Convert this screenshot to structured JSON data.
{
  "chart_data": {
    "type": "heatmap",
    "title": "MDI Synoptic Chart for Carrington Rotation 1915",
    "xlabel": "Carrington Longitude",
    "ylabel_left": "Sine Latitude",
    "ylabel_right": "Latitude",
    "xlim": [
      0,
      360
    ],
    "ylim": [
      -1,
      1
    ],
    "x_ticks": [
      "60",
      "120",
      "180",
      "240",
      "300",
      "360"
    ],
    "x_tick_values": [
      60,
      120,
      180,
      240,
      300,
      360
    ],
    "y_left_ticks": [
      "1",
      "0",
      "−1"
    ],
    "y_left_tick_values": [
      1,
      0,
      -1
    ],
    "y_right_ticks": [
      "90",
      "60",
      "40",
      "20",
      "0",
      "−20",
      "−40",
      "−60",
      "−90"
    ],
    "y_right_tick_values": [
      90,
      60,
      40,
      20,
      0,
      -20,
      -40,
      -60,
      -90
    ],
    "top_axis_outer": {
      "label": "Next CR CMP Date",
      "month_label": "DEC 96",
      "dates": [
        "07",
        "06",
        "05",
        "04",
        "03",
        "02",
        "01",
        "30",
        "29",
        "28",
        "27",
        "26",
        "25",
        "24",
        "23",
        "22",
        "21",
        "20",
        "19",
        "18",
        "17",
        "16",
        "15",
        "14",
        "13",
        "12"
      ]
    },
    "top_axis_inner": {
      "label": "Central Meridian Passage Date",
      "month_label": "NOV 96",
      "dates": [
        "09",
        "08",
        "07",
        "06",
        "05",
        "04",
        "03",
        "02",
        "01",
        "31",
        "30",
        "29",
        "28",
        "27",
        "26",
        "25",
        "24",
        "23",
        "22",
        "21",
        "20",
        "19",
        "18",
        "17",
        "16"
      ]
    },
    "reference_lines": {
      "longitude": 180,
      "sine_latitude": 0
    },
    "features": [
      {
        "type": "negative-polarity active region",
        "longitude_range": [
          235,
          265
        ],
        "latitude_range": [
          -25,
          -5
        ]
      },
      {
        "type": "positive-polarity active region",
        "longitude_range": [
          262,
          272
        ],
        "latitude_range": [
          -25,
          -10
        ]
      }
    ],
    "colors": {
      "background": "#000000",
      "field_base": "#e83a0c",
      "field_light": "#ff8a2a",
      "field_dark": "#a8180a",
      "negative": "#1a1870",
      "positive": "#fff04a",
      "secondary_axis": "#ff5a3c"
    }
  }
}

## SHORT PROBLEM:
Above are some records; extract every one of them exactly.

## ANSWER FOR THE TASK:
Convert this screenshot to structured JSON data.
{
  "chart_data": {
    "type": "heatmap",
    "title": "MDI Synoptic Chart for Carrington Rotation 1915",
    "xlabel": "Carrington Longitude",
    "ylabel_left": "Sine Latitude",
    "ylabel_right": "Latitude",
    "xlim": [
      0,
      360
    ],
    "ylim": [
      -1,
      1
    ],
    "x_ticks": [
      "60",
      "120",
      "180",
      "240",
      "300",
      "360"
    ],
    "x_tick_values": [
      60,
      120,
      180,
      240,
      300,
      360
    ],
    "y_left_ticks": [
      "1",
      "0",
      "−1"
    ],
    "y_left_tick_values": [
      1,
      0,
      -1
    ],
    "y_right_ticks": [
      "90",
      "60",
      "40",
      "20",
      "0",
      "−20",
      "−40",
      "−60",
      "−90"
    ],
    "y_right_tick_values": [
      90,
      60,
      40,
      20,
      0,
      -20,
      -40,
      -60,
      -90
    ],
    "top_axis_outer": {
      "label": "Next CR CMP Date",
      "month_label": "DEC 96",
      "dates": [
        "07",
        "06",
        "05",
        "04",
        "03",
        "02",
        "01",
        "30",
        "29",
        "28",
        "27",
        "26",
        "25",
        "24",
        "23",
        "22",
        "21",
        "20",
        "19",
        "18",
        "17",
        "16",
        "15",
        "14",
        "13",
        "12"
      ]
    },
    "top_axis_inner": {
      "label": "Central Meridian Passage Date",
      "month_label": "NOV 96",
      "dates": [
        "09",
        "08",
        "07",
        "06",
        "05",
        "04",
        "03",
        "02",
        "01",
        "31",
        "30",
        "29",
        "28",
        "27",
        "26",
        "25",
        "24",
        "23",
        "22",
        "21",
        "20",
        "19",
        "18",
        "17",
        "16"
      ]
    },
    "reference_lines": {
      "longitude": 180,
      "sine_latitude": 0
    },
    "features": [
      {
        "type": "negative-polarity active region",
        "longitude_range": [
          235,
          265
        ],
        "latitude_range": [
          -25,
          -5
        ]
      },
      {
        "type": "positive-polarity active region",
        "longitude_range": [
          262,
          272
        ],
        "latitude_range": [
          -25,
          -10
        ]
      }
    ],
    "colors": {
      "background": "#000000",
      "field_base": "#e83a0c",
      "field_light": "#ff8a2a",
      "field_dark": "#a8180a",
      "negative": "#1a1870",
      "positive": "#fff04a",
      "secondary_axis": "#ff5a3c"
    }
  }
}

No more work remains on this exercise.